Objective:
Find each line containing the string "shall" and return it.

Input rows:
========================
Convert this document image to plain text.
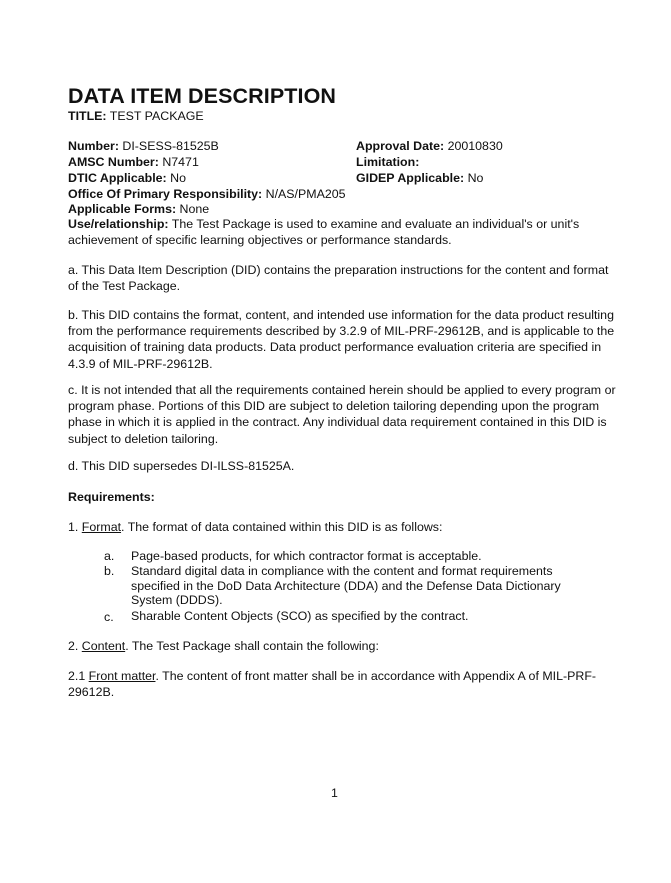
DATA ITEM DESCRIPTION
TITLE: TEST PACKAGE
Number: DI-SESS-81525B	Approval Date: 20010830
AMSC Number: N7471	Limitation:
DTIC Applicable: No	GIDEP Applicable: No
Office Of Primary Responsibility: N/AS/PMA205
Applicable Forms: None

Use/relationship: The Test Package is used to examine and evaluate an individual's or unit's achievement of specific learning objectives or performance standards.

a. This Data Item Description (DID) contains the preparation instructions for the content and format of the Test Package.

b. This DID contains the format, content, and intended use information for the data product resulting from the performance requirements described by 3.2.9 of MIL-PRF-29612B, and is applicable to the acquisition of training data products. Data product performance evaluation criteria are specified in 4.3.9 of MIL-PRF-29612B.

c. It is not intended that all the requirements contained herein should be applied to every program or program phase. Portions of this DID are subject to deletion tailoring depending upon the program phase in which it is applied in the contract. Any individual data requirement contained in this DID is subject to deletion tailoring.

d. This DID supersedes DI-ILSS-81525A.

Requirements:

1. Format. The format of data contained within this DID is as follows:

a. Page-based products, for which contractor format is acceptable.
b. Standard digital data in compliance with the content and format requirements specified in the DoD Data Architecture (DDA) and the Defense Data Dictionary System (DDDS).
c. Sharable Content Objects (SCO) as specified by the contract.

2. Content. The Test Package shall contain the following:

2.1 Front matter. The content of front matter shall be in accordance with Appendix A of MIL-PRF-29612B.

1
========================
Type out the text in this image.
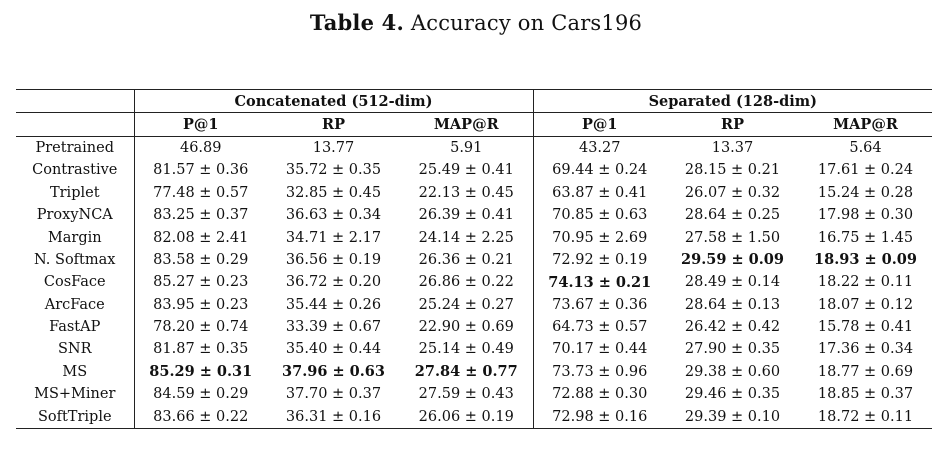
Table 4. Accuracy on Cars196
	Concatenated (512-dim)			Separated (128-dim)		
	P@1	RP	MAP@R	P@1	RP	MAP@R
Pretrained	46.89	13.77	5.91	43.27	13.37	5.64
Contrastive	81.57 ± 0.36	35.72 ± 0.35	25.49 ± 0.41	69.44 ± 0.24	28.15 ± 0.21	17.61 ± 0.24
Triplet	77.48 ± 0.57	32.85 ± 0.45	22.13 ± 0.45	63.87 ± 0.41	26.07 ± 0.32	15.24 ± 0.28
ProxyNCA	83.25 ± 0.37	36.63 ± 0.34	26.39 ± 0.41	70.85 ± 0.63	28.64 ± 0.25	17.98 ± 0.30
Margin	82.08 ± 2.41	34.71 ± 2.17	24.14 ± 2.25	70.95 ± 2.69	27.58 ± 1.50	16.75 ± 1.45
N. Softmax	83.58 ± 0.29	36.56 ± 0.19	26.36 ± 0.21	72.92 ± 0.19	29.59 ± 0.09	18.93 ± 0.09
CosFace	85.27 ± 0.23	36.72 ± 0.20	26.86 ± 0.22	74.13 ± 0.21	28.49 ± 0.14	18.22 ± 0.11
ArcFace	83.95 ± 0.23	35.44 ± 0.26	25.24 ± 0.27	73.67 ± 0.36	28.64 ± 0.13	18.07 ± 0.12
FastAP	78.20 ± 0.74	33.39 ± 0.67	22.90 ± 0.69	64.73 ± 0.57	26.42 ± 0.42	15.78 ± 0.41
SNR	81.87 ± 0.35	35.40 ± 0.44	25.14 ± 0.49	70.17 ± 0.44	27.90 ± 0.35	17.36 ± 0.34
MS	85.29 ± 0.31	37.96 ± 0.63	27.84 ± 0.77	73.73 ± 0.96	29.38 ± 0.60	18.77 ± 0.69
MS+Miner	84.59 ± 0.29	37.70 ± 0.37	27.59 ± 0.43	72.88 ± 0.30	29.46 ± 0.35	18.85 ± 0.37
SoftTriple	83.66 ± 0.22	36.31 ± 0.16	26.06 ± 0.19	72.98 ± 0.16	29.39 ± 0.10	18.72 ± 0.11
========================
Exercise response:
2. Content. The Test Package shall contain the following:
2.1 Front matter. The content of front matter shall be in accordance with Appendix A of MIL-PRF-29612B.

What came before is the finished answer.